DATA SECTION>
------------------------------------------------------------

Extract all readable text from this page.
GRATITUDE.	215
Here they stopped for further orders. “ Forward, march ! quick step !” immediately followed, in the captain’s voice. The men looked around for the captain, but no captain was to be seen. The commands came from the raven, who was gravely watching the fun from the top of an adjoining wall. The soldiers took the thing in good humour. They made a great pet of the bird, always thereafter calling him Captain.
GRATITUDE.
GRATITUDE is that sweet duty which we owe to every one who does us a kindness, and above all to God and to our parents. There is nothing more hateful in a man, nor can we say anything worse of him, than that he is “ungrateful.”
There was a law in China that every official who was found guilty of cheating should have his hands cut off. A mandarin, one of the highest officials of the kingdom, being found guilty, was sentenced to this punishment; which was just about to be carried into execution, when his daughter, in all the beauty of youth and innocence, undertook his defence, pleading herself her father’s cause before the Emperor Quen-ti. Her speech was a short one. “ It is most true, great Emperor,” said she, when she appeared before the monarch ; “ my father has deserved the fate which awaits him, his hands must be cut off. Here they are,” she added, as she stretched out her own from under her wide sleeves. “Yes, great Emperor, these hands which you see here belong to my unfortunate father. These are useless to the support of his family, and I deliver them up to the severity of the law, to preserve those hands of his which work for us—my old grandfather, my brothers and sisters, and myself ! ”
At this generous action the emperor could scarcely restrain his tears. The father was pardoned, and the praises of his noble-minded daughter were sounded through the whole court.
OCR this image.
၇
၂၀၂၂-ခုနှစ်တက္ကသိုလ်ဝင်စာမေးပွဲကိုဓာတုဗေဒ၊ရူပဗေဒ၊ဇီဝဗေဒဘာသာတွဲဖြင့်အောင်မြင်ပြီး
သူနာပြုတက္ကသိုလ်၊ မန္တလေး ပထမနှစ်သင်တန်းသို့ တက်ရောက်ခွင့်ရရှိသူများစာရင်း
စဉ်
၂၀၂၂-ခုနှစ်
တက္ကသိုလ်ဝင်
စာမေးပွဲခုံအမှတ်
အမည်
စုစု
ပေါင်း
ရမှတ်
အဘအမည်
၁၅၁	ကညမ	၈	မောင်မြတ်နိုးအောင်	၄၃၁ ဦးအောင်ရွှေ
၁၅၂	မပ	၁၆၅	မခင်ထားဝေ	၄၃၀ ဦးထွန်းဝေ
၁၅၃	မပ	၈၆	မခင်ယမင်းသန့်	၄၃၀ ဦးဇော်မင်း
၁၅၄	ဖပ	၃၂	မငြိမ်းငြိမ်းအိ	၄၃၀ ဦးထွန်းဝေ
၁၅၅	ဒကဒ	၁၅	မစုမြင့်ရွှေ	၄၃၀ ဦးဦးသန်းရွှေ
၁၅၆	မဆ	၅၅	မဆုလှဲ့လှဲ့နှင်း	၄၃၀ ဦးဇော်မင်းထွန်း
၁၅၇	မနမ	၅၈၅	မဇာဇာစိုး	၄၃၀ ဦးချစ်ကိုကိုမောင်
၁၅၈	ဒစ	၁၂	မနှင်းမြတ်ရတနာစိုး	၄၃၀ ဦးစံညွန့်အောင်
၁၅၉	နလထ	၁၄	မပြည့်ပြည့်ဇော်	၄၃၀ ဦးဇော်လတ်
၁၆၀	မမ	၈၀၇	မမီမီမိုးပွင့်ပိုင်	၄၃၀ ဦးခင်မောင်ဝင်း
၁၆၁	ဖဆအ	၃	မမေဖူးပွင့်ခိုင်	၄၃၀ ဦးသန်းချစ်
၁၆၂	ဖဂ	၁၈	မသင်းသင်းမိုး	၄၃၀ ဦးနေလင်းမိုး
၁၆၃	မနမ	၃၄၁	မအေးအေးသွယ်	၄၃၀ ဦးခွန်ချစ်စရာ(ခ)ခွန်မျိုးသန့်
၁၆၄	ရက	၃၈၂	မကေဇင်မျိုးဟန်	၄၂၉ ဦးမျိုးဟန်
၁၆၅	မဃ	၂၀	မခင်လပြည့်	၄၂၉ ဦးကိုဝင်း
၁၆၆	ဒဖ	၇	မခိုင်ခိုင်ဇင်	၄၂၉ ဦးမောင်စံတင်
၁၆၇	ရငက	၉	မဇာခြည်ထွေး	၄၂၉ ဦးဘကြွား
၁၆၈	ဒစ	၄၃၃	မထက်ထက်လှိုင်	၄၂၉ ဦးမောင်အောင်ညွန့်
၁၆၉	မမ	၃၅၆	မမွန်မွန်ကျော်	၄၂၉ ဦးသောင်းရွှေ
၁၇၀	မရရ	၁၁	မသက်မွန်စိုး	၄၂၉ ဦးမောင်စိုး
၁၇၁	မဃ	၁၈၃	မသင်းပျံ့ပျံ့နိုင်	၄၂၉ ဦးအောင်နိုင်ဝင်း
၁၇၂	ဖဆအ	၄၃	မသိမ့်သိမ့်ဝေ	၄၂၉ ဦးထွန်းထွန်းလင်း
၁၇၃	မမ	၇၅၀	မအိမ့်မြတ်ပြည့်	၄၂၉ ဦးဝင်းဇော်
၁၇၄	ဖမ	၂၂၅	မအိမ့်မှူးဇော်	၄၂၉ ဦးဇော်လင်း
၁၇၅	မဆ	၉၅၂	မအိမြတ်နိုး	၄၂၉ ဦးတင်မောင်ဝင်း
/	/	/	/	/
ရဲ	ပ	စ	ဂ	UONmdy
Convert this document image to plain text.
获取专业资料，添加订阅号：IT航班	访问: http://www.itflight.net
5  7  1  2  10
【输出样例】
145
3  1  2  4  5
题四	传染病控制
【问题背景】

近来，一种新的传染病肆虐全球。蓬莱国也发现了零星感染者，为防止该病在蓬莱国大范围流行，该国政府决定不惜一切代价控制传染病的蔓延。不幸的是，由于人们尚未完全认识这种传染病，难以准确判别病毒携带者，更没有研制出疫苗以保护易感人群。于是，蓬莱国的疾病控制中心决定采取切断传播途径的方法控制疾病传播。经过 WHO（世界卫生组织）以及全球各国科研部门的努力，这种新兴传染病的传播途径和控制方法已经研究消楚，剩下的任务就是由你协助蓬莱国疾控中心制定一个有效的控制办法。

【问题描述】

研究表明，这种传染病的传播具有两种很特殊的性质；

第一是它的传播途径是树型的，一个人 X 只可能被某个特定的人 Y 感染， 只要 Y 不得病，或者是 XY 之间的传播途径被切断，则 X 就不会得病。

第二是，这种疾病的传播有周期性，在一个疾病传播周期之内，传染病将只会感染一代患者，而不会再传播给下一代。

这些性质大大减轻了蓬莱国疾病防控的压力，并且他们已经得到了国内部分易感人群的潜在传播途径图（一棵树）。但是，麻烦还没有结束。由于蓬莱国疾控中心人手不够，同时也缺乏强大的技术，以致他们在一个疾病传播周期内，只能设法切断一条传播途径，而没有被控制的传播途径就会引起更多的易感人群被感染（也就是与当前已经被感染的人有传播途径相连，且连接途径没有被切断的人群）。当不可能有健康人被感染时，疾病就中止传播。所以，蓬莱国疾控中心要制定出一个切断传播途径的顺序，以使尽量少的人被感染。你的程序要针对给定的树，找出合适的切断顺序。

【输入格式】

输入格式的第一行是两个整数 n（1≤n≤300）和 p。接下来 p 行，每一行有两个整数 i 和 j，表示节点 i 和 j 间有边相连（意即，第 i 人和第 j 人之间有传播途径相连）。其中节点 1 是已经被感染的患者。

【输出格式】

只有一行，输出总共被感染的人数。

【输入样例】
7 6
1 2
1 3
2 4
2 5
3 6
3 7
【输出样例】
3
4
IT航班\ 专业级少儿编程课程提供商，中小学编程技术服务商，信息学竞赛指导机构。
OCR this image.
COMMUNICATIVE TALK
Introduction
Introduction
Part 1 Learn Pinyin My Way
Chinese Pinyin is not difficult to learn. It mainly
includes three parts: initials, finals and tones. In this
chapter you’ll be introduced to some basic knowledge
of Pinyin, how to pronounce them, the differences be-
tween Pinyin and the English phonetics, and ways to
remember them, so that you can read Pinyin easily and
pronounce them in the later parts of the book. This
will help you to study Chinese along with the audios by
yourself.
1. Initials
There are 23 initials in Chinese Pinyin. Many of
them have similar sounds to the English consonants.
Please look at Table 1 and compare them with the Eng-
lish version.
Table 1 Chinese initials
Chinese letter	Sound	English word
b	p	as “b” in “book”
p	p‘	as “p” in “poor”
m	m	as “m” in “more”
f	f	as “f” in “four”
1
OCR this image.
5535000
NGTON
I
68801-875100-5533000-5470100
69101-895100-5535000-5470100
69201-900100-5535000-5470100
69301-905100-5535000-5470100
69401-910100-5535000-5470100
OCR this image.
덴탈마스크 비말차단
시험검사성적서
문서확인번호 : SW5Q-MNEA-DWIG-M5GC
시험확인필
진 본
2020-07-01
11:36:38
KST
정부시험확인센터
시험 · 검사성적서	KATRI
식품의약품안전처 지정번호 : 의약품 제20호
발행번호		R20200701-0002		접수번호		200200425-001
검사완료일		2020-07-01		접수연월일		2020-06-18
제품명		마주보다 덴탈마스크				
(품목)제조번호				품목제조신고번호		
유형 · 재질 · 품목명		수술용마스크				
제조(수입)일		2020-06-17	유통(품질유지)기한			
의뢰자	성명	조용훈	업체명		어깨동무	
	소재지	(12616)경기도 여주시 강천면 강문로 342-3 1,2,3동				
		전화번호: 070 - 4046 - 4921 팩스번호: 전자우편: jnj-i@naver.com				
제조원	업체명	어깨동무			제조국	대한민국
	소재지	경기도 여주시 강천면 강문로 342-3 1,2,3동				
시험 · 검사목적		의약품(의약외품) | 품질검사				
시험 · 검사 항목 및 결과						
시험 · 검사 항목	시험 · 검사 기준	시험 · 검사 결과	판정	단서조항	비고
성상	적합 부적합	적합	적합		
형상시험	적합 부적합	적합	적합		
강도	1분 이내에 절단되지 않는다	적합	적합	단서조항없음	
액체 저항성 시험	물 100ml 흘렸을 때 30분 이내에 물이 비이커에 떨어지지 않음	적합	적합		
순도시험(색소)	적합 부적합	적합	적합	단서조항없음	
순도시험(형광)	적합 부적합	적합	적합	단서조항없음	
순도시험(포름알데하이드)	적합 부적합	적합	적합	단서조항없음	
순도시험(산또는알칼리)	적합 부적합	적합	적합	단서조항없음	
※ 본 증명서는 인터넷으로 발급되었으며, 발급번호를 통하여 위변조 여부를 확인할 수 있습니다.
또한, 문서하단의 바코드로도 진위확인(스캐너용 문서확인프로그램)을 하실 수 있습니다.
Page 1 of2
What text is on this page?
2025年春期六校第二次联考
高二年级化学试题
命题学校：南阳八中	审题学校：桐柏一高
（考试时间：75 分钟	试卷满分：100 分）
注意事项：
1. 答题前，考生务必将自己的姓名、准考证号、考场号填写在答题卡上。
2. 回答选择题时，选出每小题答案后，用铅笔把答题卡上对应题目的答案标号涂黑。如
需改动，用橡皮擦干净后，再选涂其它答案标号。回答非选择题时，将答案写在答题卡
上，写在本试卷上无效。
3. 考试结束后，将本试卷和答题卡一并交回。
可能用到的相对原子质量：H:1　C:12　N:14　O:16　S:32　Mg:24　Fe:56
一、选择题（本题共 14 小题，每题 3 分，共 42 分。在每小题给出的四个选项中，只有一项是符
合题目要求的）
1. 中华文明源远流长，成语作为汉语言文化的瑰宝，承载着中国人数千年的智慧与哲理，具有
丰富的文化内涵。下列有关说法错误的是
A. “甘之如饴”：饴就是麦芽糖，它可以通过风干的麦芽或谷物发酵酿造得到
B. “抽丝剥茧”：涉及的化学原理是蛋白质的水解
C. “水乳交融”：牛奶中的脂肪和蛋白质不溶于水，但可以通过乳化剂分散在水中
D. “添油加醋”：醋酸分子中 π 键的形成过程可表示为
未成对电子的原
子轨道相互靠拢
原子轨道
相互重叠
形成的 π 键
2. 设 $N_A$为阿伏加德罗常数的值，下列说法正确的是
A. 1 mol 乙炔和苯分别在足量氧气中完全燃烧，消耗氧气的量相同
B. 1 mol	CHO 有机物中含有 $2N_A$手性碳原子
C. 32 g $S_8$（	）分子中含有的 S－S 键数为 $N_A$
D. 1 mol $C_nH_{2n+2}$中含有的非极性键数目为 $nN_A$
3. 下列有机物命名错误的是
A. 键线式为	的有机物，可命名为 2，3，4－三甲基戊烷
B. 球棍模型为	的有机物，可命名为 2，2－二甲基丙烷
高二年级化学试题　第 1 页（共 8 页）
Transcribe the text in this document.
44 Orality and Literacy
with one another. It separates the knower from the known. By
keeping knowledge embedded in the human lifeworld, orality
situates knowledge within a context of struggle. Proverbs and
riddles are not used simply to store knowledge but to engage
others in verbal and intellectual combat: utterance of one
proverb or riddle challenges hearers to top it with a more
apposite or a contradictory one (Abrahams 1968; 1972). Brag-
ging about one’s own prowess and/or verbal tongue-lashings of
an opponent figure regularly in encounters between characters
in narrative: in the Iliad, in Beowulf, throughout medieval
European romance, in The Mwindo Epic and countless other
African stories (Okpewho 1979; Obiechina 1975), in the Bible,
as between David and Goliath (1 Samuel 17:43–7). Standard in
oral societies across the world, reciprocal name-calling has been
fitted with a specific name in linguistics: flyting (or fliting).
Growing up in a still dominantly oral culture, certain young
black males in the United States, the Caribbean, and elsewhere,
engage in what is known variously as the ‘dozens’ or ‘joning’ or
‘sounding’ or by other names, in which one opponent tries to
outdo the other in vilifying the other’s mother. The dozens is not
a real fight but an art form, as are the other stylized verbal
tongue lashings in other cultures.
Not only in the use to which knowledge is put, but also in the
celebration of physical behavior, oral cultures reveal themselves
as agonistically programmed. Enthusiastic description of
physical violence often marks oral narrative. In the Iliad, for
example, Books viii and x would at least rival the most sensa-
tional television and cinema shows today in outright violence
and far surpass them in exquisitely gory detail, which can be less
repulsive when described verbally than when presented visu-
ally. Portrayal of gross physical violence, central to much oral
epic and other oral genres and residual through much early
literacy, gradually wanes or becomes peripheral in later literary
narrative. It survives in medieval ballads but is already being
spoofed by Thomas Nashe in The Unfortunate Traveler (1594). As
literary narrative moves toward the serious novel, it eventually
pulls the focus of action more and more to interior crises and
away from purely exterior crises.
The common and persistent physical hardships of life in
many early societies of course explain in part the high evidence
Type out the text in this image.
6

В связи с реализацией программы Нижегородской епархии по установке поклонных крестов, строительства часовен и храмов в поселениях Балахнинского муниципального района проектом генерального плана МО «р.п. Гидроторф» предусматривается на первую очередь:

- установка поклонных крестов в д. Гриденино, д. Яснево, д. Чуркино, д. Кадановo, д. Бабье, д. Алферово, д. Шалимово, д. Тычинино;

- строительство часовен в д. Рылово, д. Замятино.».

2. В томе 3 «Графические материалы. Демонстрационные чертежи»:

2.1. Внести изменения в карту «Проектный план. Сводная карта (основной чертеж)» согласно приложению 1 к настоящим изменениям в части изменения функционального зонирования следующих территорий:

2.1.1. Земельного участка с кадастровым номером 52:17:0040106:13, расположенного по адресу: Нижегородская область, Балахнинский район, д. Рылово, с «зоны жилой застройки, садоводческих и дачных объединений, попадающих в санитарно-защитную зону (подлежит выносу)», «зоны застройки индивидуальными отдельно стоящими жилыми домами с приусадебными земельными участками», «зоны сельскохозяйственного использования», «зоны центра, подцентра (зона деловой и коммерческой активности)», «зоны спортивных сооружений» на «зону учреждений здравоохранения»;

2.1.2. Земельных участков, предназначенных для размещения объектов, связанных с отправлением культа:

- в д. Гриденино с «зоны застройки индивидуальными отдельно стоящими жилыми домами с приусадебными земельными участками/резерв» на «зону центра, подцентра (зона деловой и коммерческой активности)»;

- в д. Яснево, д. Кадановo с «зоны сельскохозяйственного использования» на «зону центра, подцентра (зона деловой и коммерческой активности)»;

------------------------------------------------------------

STATED GOAL> Find the word "violence" and list each line it appears in.

SOLUTION FOR THIS PROBLEM>
physical violence often marks oral narrative. In the Iliad, for
tional television and cinema shows today in outright violence
ally. Portrayal of gross physical violence, central to much oral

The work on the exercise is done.